### EXTRAIT FOURNI ###
La Résistance, carte maîtresse du Liban dans la défense de ses ressources gazières
Par Samer Zoughaib
«Israël» a franchi un nouveau pas dimanche 5 juin dans ses tentatives de s’emparer des ressources gazières du Liban. Mais la Résistance se tient prête à assumer ses responsabilités dans la défense des droits du pays.
Chassez le naturel il revient au galop.
«Israël» a confirmé dimanche 5 juin la justesse de ce proverbe en décidant de commencer l’exploitation du champ gazier disputé de Karish, au mépris des revendications du Liban et du processus de négociations indirectes pour la délimitation de la frontière maritime entre le Liban et la Palestine occupée sous l’égide des Etats-Unis.
En lançant d’une manière unilatérale le processus d’exploitation des ressources gazières dans une zone contestée, l’entité sioniste montre une nouvelle fois sa nature expansionniste et agressive. Une entité qui, après s’être emparé d’une terre ne lui appartenant pas et d’en avoir chassé le peuple palestinien, son propriétaire légitime, s’emploie à prendre possession des richesses et des ressources naturelles de ses voisins.
L’arrivée dimanche de l’unité flottante de production, de stockage et de déchargement (FPSO) de l’entreprise grecque Energean Power aux abords du champ de Karish montre la détermination israélienne à créer un fait accompli, comme l’a dit le Premier ministre libanais Najib Mikati. Cette démarche est sans doute motivée par les plans des Etats-Unis et des pays européens d’accélérer le processus de production et d’acheminement du gaz en Méditerranée orientale pour essayer de trouver un substitut au gaz en provenance de Russie.
Michel Aoun : Une «provocation» et un «acte hostile»
«Israël», l’Egypte, Chypre, la Grèce et la Jordanie ont accepté de coopérer à ce projet mais pas le Liban. L’exploitation du gisement de Karish s’inscrit donc dans le cadre d’une vaste stratégie portant sur le réagencement du marché mondial du gaz dans le but de réduire la dépendance de l’Occident au gaz russe.
Le niveau officiel «israélien» s’est abstenu de commenter directement les développements en cours. Ce sont les médias et les analystes qui ont pris soin de faire parvenir les messages que le commandement politique et militaire souhaite relayer.
La presse et les «communicants» «israéliens» ont ainsi évoqué de présumés plans pour assurer la protection de la plateforme de forage contre toute éventuelle attaque.
Ce que l’on sait pour l’heure c’est que la plateforme flottante est effectivement arrivée aux abords de la partie du champ disputé de Karish, située à 90 kilomètres des côtes de la Palestine. Elle n’a pas commencé les travaux de forage, ce qui ne veut pas dire que ceux-ci ne débuteront pas dans les jours qui viennent.
### MATÉRIEL FOURNI ###
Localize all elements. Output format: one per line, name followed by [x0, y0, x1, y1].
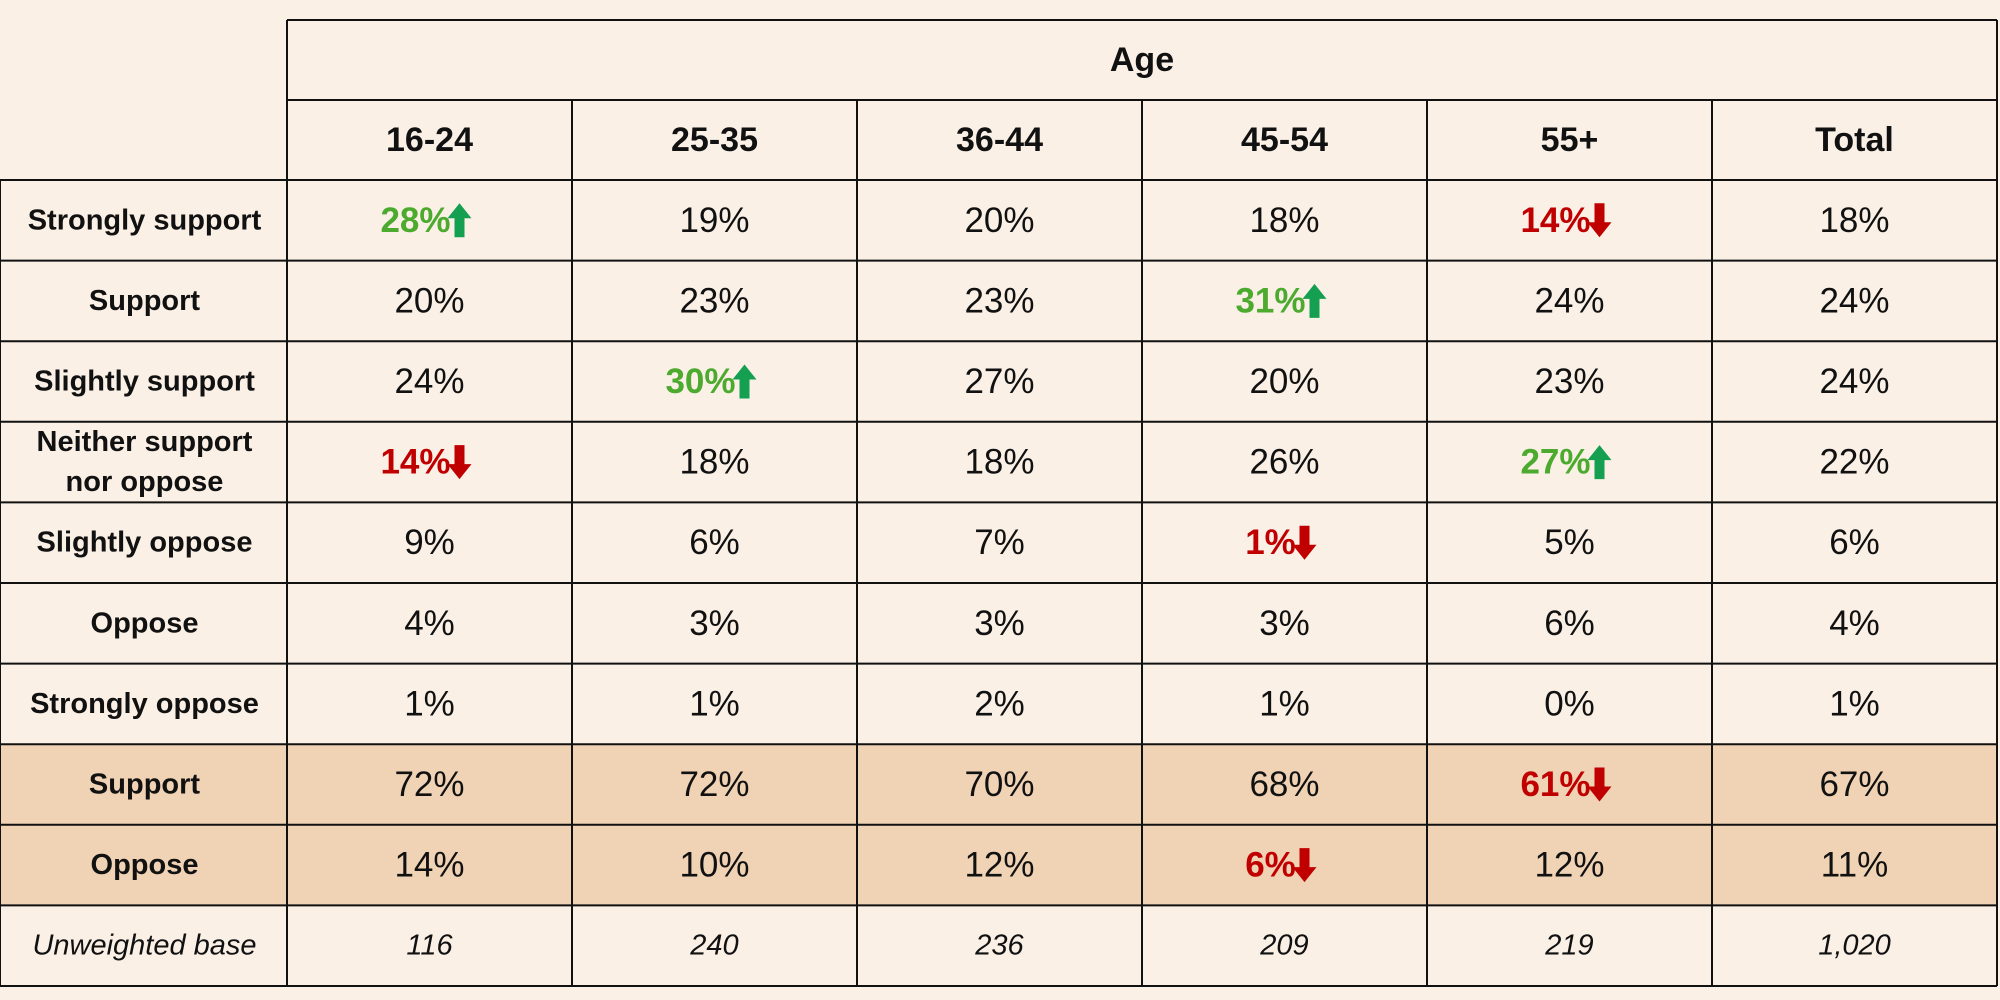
###
(PROBLÈME POSÉ 1) Selon l'extrait fourni, à quelle distance des côtes de la Palestine se situe la partie du champ de Karish où la plateforme flottante est arrivée ?
(PROBLÈME POSÉ 2) Prélevez tel quel, dans l'extrait fourni, le passage compris entre « Chassez le naturel » et « de ses voisins. », ces deux bornes incluses.

(RÉPONSE ATTENDUE 1) À 90 kilomètres.

(RÉPONSE ATTENDUE 2)
Chassez le naturel il revient au galop.
«Israël» a confirmé dimanche 5 juin la justesse de ce proverbe en décidant de commencer l’exploitation du champ gazier disputé de Karish, au mépris des revendications du Liban et du processus de négociations indirectes pour la délimitation de la frontière maritime entre le Liban et la Palestine occupée sous l’égide des Etats-Unis.
En lançant d’une manière unilatérale le processus d’exploitation des ressources gazières dans une zone contestée, l’entité sioniste montre une nouvelle fois sa nature expansionniste et agressive. Une entité qui, après s’être emparé d’une terre ne lui appartenant pas et d’en avoir chassé le peuple palestinien, son propriétaire légitime, s’emploie à prendre possession des richesses et des ressources naturelles de ses voisins.